WHAT TO DO: Every entry must be given again exactly.

########

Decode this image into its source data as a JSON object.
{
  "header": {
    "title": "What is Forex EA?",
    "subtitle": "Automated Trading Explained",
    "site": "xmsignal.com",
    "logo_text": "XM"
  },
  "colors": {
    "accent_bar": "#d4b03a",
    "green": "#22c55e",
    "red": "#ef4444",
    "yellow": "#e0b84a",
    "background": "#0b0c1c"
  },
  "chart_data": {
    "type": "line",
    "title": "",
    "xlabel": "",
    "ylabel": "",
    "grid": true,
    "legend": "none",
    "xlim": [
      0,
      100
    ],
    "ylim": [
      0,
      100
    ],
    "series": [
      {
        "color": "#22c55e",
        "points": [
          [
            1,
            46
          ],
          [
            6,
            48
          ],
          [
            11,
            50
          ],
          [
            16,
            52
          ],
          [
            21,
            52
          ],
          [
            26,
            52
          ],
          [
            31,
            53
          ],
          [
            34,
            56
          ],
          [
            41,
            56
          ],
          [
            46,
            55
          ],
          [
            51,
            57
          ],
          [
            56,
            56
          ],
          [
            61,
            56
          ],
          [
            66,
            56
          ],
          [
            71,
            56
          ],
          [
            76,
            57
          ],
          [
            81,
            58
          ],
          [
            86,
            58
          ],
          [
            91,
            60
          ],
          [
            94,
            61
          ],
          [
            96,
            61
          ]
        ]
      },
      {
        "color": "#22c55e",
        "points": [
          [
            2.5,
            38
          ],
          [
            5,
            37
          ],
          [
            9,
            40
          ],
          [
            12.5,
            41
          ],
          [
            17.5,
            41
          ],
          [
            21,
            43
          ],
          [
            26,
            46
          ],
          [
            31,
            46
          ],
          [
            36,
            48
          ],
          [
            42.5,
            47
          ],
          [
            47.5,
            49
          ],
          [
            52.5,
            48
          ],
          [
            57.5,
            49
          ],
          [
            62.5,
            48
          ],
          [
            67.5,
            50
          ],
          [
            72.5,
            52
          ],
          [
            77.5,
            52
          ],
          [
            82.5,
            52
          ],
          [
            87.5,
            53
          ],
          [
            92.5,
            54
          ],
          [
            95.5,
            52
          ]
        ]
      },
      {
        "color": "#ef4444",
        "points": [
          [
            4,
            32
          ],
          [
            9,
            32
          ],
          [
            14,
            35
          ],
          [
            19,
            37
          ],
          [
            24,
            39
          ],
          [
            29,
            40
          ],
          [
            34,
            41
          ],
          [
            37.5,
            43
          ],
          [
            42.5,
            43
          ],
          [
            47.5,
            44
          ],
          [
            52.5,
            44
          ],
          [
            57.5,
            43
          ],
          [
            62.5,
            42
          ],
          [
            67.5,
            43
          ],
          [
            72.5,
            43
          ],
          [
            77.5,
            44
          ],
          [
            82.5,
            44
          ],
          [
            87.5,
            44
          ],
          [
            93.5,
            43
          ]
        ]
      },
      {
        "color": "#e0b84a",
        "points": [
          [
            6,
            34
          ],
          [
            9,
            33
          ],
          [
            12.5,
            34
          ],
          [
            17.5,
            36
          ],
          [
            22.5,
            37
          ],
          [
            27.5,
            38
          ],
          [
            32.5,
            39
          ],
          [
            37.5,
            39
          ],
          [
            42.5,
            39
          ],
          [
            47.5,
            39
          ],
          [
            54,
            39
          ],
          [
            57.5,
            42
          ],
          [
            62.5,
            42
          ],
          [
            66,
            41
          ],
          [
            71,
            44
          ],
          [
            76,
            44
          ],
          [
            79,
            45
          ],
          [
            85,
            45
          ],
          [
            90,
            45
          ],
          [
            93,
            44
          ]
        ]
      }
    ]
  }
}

########

WRITTEN ANSWER:
Decode this image into its source data as a JSON object.
{
  "header": {
    "title": "What is Forex EA?",
    "subtitle": "Automated Trading Explained",
    "site": "xmsignal.com",
    "logo_text": "XM"
  },
  "colors": {
    "accent_bar": "#d4b03a",
    "green": "#22c55e",
    "red": "#ef4444",
    "yellow": "#e0b84a",
    "background": "#0b0c1c"
  },
  "chart_data": {
    "type": "line",
    "title": "",
    "xlabel": "",
    "ylabel": "",
    "grid": true,
    "legend": "none",
    "xlim": [
      0,
      100
    ],
    "ylim": [
      0,
      100
    ],
    "series": [
      {
        "color": "#22c55e",
        "points": [
          [
            1,
            46
          ],
          [
            6,
            48
          ],
          [
            11,
            50
          ],
          [
            16,
            52
          ],
          [
            21,
            52
          ],
          [
            26,
            52
          ],
          [
            31,
            53
          ],
          [
            34,
            56
          ],
          [
            41,
            56
          ],
          [
            46,
            55
          ],
          [
            51,
            57
          ],
          [
            56,
            56
          ],
          [
            61,
            56
          ],
          [
            66,
            56
          ],
          [
            71,
            56
          ],
          [
            76,
            57
          ],
          [
            81,
            58
          ],
          [
            86,
            58
          ],
          [
            91,
            60
          ],
          [
            94,
            61
          ],
          [
            96,
            61
          ]
        ]
      },
      {
        "color": "#22c55e",
        "points": [
          [
            2.5,
            38
          ],
          [
            5,
            37
          ],
          [
            9,
            40
          ],
          [
            12.5,
            41
          ],
          [
            17.5,
            41
          ],
          [
            21,
            43
          ],
          [
            26,
            46
          ],
          [
            31,
            46
          ],
          [
            36,
            48
          ],
          [
            42.5,
            47
          ],
          [
            47.5,
            49
          ],
          [
            52.5,
            48
          ],
          [
            57.5,
            49
          ],
          [
            62.5,
            48
          ],
          [
            67.5,
            50
          ],
          [
            72.5,
            52
          ],
          [
            77.5,
            52
          ],
          [
            82.5,
            52
          ],
          [
            87.5,
            53
          ],
          [
            92.5,
            54
          ],
          [
            95.5,
            52
          ]
        ]
      },
      {
        "color": "#ef4444",
        "points": [
          [
            4,
            32
          ],
          [
            9,
            32
          ],
          [
            14,
            35
          ],
          [
            19,
            37
          ],
          [
            24,
            39
          ],
          [
            29,
            40
          ],
          [
            34,
            41
          ],
          [
            37.5,
            43
          ],
          [
            42.5,
            43
          ],
          [
            47.5,
            44
          ],
          [
            52.5,
            44
          ],
          [
            57.5,
            43
          ],
          [
            62.5,
            42
          ],
          [
            67.5,
            43
          ],
          [
            72.5,
            43
          ],
          [
            77.5,
            44
          ],
          [
            82.5,
            44
          ],
          [
            87.5,
            44
          ],
          [
            93.5,
            43
          ]
        ]
      },
      {
        "color": "#e0b84a",
        "points": [
          [
            6,
            34
          ],
          [
            9,
            33
          ],
          [
            12.5,
            34
          ],
          [
            17.5,
            36
          ],
          [
            22.5,
            37
          ],
          [
            27.5,
            38
          ],
          [
            32.5,
            39
          ],
          [
            37.5,
            39
          ],
          [
            42.5,
            39
          ],
          [
            47.5,
            39
          ],
          [
            54,
            39
          ],
          [
            57.5,
            42
          ],
          [
            62.5,
            42
          ],
          [
            66,
            41
          ],
          [
            71,
            44
          ],
          [
            76,
            44
          ],
          [
            79,
            45
          ],
          [
            85,
            45
          ],
          [
            90,
            45
          ],
          [
            93,
            44
          ]
        ]
      }
    ]
  }
}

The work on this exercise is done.